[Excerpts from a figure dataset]
>>>

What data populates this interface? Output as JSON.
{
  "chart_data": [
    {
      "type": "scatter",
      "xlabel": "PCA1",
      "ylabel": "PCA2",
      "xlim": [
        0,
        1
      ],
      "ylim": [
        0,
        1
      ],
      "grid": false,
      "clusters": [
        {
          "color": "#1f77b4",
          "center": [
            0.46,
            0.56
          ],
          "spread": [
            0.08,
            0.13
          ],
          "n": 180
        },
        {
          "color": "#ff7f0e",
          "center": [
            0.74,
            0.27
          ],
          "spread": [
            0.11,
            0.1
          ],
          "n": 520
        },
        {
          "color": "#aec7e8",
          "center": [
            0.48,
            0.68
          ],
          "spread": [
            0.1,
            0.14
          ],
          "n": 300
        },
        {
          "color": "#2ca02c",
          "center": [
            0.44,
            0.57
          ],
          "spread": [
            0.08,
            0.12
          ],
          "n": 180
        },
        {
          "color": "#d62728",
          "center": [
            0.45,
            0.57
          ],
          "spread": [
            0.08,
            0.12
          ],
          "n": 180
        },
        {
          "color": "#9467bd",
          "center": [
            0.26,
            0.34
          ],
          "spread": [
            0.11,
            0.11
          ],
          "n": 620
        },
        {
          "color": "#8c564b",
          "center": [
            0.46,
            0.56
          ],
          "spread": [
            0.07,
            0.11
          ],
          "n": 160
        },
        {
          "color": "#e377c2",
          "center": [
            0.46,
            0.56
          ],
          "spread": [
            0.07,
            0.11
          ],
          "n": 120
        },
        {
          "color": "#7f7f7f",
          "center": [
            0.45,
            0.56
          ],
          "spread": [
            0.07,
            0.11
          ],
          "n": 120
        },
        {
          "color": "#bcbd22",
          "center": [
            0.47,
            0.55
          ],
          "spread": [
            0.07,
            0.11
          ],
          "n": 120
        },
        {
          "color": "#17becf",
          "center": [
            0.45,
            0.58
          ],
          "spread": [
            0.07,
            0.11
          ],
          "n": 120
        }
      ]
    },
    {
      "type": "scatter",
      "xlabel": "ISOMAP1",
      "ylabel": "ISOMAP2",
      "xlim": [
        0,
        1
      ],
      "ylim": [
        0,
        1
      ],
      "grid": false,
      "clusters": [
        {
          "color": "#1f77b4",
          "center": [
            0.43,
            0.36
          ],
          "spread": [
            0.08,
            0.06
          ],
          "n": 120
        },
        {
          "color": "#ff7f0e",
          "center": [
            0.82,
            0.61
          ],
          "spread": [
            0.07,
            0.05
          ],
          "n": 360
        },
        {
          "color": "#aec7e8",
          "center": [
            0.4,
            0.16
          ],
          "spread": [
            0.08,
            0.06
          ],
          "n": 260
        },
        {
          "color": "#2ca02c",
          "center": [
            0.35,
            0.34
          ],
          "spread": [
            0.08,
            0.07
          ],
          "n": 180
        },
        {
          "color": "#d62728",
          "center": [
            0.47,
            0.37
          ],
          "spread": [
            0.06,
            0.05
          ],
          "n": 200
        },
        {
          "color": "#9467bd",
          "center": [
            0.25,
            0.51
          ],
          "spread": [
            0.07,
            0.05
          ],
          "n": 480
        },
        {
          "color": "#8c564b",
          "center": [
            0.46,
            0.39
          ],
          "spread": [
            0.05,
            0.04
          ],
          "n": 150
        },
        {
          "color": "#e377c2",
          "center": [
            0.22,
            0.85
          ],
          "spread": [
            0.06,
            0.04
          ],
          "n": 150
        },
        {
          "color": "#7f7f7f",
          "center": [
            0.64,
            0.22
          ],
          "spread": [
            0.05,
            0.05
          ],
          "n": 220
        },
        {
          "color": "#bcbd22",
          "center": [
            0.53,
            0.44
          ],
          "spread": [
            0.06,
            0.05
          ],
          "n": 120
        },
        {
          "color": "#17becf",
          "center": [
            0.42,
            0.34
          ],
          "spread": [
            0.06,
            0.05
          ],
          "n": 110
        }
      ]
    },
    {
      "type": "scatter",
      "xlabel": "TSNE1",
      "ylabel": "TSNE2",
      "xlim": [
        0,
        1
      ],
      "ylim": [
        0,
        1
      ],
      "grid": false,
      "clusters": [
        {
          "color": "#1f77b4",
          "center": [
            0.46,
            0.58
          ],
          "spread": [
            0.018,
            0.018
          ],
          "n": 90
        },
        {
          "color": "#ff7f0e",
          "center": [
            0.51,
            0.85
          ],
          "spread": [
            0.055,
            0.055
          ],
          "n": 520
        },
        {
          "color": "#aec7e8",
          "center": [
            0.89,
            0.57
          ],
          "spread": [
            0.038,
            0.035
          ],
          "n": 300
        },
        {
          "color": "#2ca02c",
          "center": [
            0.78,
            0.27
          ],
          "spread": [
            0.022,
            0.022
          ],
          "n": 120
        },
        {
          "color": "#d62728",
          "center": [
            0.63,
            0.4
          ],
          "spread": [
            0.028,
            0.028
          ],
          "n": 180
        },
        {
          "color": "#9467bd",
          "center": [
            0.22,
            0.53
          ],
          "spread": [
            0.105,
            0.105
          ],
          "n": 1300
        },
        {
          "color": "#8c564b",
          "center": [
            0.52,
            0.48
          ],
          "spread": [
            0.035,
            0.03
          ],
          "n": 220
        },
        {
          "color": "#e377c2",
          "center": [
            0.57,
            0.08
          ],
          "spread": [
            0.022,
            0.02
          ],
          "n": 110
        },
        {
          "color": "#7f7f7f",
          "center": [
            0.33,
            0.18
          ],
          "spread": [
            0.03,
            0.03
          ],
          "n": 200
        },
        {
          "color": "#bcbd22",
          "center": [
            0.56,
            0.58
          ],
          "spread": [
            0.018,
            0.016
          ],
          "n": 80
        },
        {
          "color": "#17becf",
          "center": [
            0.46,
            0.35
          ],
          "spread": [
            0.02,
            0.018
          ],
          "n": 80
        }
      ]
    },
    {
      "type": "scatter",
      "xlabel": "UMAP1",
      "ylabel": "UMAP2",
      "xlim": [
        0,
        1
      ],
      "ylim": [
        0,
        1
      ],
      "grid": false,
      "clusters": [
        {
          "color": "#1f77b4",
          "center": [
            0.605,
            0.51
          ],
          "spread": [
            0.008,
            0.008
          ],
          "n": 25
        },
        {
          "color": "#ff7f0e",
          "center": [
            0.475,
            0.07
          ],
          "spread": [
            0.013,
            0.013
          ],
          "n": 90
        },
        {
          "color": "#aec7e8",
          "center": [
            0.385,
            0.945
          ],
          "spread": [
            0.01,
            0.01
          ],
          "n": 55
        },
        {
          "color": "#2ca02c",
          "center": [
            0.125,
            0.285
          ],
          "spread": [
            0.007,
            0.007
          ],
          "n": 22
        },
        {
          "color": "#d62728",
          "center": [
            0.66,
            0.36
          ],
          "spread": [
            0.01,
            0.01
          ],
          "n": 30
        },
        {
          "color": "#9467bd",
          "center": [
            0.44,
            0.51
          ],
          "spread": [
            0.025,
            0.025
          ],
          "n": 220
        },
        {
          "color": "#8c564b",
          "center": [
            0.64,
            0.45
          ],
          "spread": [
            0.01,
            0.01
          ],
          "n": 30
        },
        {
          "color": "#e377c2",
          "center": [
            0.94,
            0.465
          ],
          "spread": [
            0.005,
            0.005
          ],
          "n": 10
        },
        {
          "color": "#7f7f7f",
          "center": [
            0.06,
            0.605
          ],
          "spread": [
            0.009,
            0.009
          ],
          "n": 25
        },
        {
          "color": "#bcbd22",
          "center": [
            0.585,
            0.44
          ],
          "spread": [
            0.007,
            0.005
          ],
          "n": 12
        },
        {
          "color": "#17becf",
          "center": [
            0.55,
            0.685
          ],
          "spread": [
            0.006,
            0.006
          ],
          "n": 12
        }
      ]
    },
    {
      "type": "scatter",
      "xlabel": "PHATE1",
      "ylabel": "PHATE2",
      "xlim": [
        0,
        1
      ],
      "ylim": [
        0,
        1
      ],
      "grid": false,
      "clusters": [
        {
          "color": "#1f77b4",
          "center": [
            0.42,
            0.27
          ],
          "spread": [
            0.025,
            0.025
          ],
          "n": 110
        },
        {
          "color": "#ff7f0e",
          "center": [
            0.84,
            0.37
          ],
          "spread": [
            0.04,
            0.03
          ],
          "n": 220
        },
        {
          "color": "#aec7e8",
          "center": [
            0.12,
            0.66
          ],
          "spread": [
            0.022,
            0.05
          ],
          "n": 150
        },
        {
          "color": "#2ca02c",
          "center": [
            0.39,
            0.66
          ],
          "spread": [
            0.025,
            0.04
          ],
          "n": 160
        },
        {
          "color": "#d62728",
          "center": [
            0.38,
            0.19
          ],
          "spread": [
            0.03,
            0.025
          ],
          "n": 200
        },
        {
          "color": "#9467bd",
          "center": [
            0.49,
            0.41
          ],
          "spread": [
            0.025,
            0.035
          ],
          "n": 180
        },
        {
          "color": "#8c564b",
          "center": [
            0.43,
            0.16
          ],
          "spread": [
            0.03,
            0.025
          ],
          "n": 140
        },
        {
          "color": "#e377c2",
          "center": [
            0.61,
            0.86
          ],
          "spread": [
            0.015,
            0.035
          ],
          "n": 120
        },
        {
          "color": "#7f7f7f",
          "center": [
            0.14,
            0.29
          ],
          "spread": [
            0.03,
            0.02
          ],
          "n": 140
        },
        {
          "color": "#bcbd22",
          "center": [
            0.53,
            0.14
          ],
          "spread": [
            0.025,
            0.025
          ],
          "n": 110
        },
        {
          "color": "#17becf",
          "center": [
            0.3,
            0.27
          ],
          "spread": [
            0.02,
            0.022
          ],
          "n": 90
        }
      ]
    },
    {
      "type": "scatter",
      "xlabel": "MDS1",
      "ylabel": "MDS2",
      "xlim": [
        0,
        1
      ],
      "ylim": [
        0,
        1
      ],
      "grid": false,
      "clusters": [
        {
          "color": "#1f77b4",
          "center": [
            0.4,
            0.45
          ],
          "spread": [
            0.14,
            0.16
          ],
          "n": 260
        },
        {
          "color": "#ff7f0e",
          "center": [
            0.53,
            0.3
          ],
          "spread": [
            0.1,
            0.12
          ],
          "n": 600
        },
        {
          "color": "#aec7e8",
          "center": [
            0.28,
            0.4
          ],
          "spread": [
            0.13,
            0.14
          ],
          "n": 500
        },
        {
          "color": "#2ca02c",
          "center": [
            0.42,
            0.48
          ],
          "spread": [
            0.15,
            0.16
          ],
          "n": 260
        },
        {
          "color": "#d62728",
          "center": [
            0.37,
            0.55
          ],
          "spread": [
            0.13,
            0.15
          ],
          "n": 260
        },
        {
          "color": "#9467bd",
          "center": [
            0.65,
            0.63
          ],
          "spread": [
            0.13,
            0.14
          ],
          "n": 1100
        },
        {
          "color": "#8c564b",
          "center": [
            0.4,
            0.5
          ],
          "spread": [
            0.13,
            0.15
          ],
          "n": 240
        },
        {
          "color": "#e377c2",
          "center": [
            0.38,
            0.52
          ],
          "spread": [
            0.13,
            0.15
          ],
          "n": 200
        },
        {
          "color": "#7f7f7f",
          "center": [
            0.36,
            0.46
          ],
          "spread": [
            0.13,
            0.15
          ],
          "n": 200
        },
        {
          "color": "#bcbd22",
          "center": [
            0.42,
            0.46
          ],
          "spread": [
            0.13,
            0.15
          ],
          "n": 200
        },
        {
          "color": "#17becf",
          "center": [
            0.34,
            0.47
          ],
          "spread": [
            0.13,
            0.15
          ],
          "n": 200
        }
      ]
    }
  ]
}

<<<

EXERCISE DETAILS
Report all lines of the material that contain the word "ylabel".

WRITTEN RESPONSE
      "ylabel": "PCA2",
      "ylabel": "ISOMAP2",
      "ylabel": "TSNE2",
      "ylabel": "UMAP2",
      "ylabel": "PHATE2",
      "ylabel": "MDS2",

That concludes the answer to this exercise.